*Descrição da tarefa*
Transcreva na íntegra, sem qualquer alteração, o texto sobre a prancha de surf feita de papelão.

*Trecho do documento*
Recentemente, o shaper do sul da California (EUA) Doc Lausch e uma equipe de snowboards criaram um shortboard (pequena prancha) composta quase que inteiramente de papelão. Embora a ideia pareça absurda, depois de uma montanha de tentativa e erros, e muita de paciência, o resultado final foi uma prancha que realmente funcionou.
Então, por que fazer uma prancha de papel? “Porque nós amamos criar coisas novas”, disse o proprietário da Signal Snowboards, Dave Lee. “Nós temos um projeto chamado ‘Toda Terceira Quinta-feira’ em nossa empresa, em que nos reunimos para criar algo novo. Ficamos tentando, tentando, até acertar. A maioria dos esforços forma concentrados para a criação de snowboards, mas queríamos experimentar com pranchas de surf. Então é aí que veio essa ideia”.

*Linhas*
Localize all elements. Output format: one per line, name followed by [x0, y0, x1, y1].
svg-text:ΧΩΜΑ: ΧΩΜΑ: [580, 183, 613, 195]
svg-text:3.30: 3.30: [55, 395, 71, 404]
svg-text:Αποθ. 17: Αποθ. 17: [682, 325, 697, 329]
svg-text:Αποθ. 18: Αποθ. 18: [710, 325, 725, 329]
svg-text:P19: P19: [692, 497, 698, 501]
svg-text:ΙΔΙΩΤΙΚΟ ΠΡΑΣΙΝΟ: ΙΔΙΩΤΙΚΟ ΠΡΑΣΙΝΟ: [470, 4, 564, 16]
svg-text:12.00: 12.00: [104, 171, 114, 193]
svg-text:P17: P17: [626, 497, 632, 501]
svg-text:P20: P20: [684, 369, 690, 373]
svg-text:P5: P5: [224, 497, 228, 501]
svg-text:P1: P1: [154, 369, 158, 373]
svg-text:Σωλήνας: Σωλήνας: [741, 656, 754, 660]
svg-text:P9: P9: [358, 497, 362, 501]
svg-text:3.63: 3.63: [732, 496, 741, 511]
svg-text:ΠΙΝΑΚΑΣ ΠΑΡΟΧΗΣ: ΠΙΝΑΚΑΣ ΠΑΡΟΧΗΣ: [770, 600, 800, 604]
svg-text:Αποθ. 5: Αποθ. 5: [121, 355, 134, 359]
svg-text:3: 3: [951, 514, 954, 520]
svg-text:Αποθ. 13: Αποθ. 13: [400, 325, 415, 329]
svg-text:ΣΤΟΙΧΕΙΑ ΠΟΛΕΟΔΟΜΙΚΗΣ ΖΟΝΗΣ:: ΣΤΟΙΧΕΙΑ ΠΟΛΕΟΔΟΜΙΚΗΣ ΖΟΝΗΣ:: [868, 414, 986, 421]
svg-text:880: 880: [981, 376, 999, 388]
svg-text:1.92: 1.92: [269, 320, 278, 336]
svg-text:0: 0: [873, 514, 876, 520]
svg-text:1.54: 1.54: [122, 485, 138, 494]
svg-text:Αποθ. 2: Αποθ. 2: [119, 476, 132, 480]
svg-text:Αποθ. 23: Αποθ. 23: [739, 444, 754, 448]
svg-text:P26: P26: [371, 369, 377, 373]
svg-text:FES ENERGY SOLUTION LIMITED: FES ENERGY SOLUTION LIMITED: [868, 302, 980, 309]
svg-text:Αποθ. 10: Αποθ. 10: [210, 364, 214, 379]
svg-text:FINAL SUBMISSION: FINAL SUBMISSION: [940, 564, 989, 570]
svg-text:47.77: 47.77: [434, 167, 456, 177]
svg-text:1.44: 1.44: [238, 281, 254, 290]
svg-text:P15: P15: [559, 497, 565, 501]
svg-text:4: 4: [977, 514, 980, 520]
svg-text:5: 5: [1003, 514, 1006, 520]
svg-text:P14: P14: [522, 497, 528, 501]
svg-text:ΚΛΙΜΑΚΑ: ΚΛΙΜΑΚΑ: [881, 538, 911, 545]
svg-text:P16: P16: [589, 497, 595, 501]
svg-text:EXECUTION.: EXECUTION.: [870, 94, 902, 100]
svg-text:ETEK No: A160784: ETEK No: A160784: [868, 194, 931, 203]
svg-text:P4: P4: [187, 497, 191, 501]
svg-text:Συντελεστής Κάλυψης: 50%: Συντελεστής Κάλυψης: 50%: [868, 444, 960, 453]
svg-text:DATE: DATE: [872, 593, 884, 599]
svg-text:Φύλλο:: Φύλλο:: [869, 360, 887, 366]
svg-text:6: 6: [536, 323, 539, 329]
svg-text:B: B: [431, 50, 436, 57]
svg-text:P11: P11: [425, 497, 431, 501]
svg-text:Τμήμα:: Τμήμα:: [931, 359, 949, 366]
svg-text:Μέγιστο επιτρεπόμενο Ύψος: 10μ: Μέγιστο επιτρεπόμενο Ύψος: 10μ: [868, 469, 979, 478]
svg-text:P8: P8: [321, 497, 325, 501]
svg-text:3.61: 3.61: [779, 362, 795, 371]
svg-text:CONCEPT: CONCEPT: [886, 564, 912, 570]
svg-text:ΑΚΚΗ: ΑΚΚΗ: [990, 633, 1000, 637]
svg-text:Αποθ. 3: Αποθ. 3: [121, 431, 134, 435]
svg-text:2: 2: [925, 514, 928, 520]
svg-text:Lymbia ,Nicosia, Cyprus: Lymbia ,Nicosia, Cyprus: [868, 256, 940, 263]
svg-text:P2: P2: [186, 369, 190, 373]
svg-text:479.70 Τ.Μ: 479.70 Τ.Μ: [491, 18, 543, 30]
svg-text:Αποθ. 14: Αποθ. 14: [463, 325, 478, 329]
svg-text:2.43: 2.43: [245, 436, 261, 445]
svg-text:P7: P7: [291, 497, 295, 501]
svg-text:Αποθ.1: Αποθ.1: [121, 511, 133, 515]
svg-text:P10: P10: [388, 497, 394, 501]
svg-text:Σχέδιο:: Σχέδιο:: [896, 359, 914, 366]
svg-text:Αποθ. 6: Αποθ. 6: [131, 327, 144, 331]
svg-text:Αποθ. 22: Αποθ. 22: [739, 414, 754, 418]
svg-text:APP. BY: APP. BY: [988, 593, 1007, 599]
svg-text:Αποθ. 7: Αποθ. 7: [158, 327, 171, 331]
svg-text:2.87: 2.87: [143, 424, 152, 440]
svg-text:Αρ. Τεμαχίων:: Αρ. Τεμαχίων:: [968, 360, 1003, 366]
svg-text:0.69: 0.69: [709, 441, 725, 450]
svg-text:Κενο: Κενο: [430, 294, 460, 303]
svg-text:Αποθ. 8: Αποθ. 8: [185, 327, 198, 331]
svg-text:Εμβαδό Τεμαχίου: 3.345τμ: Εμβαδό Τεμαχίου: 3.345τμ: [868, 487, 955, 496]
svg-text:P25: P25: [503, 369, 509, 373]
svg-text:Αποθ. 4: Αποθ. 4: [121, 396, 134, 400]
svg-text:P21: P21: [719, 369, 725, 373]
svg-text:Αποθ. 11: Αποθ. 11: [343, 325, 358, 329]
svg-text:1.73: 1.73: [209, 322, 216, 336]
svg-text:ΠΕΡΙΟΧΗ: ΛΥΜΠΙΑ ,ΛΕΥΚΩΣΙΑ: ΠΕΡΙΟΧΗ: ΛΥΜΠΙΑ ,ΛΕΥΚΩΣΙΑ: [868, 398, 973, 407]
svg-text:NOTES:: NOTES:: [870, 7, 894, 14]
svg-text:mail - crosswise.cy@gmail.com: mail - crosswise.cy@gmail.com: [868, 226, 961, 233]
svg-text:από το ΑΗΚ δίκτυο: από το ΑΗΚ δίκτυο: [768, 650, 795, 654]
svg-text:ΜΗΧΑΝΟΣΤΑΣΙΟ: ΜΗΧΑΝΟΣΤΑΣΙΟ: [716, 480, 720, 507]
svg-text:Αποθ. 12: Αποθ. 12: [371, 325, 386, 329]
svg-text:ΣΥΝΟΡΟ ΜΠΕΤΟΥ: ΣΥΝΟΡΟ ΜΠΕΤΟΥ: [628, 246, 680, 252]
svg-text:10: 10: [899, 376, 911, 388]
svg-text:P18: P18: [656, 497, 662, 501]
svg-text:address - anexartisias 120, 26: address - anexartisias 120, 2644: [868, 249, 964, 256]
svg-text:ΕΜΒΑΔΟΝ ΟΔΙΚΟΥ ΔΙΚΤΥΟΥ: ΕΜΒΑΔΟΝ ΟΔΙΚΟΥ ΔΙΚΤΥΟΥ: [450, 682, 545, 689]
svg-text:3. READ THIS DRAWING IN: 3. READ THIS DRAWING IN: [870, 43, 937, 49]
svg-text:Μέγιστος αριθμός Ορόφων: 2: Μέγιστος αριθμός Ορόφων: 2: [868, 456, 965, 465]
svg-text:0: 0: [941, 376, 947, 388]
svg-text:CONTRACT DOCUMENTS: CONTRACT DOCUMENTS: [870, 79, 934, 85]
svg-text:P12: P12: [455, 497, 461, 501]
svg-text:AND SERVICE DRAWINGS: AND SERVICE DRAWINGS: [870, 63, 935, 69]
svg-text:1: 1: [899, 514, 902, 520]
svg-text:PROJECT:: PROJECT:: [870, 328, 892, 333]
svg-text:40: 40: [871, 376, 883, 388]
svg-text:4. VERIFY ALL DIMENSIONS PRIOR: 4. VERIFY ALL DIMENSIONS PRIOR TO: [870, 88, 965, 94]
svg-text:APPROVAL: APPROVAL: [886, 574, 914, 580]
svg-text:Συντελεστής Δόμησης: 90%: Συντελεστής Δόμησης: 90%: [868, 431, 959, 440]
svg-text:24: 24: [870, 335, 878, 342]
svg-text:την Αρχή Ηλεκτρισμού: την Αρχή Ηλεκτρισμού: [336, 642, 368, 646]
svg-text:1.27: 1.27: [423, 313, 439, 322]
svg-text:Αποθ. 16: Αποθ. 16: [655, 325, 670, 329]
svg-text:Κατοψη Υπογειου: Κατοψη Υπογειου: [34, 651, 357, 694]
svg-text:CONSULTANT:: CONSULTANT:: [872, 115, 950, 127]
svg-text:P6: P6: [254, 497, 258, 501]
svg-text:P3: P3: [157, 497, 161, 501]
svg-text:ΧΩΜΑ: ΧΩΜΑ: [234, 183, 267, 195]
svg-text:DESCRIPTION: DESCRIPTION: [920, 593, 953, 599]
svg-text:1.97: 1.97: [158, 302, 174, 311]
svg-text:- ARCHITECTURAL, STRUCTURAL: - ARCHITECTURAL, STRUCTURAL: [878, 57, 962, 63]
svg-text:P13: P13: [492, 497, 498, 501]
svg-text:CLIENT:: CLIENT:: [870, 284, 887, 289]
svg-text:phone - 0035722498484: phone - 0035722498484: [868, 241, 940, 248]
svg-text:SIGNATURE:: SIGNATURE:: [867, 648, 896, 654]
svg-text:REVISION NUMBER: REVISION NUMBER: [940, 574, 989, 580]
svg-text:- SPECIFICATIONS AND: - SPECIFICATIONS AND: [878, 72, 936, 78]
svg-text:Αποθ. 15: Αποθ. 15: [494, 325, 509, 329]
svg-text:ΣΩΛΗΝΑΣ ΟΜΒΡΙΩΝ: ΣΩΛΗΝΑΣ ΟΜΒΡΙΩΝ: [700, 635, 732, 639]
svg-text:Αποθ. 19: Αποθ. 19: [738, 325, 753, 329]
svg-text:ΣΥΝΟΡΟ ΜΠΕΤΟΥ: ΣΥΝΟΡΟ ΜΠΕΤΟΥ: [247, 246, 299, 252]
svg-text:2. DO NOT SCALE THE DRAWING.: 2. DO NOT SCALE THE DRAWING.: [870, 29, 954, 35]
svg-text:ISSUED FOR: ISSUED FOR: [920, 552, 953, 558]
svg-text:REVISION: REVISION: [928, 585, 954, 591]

*Resultado abaixo*
Recentemente, o shaper do sul da California (EUA) Doc Lausch e uma equipe de snowboards criaram um shortboard (pequena prancha) composta quase que inteiramente de papelão. Embora a ideia pareça absurda, depois de uma montanha de tentativa e erros, e muita de paciência, o resultado final foi uma prancha que realmente funcionou.
Então, por que fazer uma prancha de papel? “Porque nós amamos criar coisas novas”, disse o proprietário da Signal Snowboards, Dave Lee. “Nós temos um projeto chamado ‘Toda Terceira Quinta-feira’ em nossa empresa, em que nos reunimos para criar algo novo. Ficamos tentando, tentando, até acertar. A maioria dos esforços forma concentrados para a criação de snowboards, mas queríamos experimentar com pranchas de surf. Então é aí que veio essa ideia”.